*THE TASK*.
Reproduce the records below in their entirety, character for character.

*RECORDS TO USE*.

=======

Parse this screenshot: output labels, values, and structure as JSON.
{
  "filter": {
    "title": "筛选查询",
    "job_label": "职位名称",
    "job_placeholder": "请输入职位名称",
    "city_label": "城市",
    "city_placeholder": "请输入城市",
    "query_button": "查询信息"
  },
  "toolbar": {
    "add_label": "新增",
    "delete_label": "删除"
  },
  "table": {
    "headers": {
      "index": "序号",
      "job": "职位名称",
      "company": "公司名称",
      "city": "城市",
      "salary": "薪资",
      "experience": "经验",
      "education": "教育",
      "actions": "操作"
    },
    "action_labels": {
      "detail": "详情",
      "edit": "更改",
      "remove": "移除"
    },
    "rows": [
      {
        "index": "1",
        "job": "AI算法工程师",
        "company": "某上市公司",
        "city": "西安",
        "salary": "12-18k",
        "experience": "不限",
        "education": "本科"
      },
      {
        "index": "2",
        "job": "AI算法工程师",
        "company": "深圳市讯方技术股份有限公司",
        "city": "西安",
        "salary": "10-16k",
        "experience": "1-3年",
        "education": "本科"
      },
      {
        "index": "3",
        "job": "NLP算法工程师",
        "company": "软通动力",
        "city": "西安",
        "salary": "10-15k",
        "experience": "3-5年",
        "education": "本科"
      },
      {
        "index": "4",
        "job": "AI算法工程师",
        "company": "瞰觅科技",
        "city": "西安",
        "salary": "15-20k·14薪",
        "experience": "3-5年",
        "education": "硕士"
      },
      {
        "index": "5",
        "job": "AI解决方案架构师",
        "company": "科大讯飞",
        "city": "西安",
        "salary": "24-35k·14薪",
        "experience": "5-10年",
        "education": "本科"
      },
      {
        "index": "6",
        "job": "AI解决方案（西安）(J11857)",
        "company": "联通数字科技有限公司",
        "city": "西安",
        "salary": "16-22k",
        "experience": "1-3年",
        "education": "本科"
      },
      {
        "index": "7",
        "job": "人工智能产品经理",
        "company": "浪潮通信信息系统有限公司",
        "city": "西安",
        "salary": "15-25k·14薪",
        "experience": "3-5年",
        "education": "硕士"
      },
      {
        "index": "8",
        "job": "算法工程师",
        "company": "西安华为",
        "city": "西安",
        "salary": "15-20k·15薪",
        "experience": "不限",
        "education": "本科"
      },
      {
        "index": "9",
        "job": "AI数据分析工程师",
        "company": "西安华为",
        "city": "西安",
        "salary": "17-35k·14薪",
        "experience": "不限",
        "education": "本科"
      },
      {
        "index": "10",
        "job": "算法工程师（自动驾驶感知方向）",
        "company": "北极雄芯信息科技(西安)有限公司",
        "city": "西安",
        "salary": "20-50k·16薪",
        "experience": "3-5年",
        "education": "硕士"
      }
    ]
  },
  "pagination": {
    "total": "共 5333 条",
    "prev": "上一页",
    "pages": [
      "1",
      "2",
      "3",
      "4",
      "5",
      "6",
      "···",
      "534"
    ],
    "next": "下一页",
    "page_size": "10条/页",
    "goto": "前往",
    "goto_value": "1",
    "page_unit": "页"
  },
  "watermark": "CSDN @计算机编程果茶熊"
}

=======

*ANSWER TO THE EXERCISE*.
Parse this screenshot: output labels, values, and structure as JSON.
{
  "filter": {
    "title": "筛选查询",
    "job_label": "职位名称",
    "job_placeholder": "请输入职位名称",
    "city_label": "城市",
    "city_placeholder": "请输入城市",
    "query_button": "查询信息"
  },
  "toolbar": {
    "add_label": "新增",
    "delete_label": "删除"
  },
  "table": {
    "headers": {
      "index": "序号",
      "job": "职位名称",
      "company": "公司名称",
      "city": "城市",
      "salary": "薪资",
      "experience": "经验",
      "education": "教育",
      "actions": "操作"
    },
    "action_labels": {
      "detail": "详情",
      "edit": "更改",
      "remove": "移除"
    },
    "rows": [
      {
        "index": "1",
        "job": "AI算法工程师",
        "company": "某上市公司",
        "city": "西安",
        "salary": "12-18k",
        "experience": "不限",
        "education": "本科"
      },
      {
        "index": "2",
        "job": "AI算法工程师",
        "company": "深圳市讯方技术股份有限公司",
        "city": "西安",
        "salary": "10-16k",
        "experience": "1-3年",
        "education": "本科"
      },
      {
        "index": "3",
        "job": "NLP算法工程师",
        "company": "软通动力",
        "city": "西安",
        "salary": "10-15k",
        "experience": "3-5年",
        "education": "本科"
      },
      {
        "index": "4",
        "job": "AI算法工程师",
        "company": "瞰觅科技",
        "city": "西安",
        "salary": "15-20k·14薪",
        "experience": "3-5年",
        "education": "硕士"
      },
      {
        "index": "5",
        "job": "AI解决方案架构师",
        "company": "科大讯飞",
        "city": "西安",
        "salary": "24-35k·14薪",
        "experience": "5-10年",
        "education": "本科"
      },
      {
        "index": "6",
        "job": "AI解决方案（西安）(J11857)",
        "company": "联通数字科技有限公司",
        "city": "西安",
        "salary": "16-22k",
        "experience": "1-3年",
        "education": "本科"
      },
      {
        "index": "7",
        "job": "人工智能产品经理",
        "company": "浪潮通信信息系统有限公司",
        "city": "西安",
        "salary": "15-25k·14薪",
        "experience": "3-5年",
        "education": "硕士"
      },
      {
        "index": "8",
        "job": "算法工程师",
        "company": "西安华为",
        "city": "西安",
        "salary": "15-20k·15薪",
        "experience": "不限",
        "education": "本科"
      },
      {
        "index": "9",
        "job": "AI数据分析工程师",
        "company": "西安华为",
        "city": "西安",
        "salary": "17-35k·14薪",
        "experience": "不限",
        "education": "本科"
      },
      {
        "index": "10",
        "job": "算法工程师（自动驾驶感知方向）",
        "company": "北极雄芯信息科技(西安)有限公司",
        "city": "西安",
        "salary": "20-50k·16薪",
        "experience": "3-5年",
        "education": "硕士"
      }
    ]
  },
  "pagination": {
    "total": "共 5333 条",
    "prev": "上一页",
    "pages": [
      "1",
      "2",
      "3",
      "4",
      "5",
      "6",
      "···",
      "534"
    ],
    "next": "下一页",
    "page_size": "10条/页",
    "goto": "前往",
    "goto_value": "1",
    "page_unit": "页"
  },
  "watermark": "CSDN @计算机编程果茶熊"
}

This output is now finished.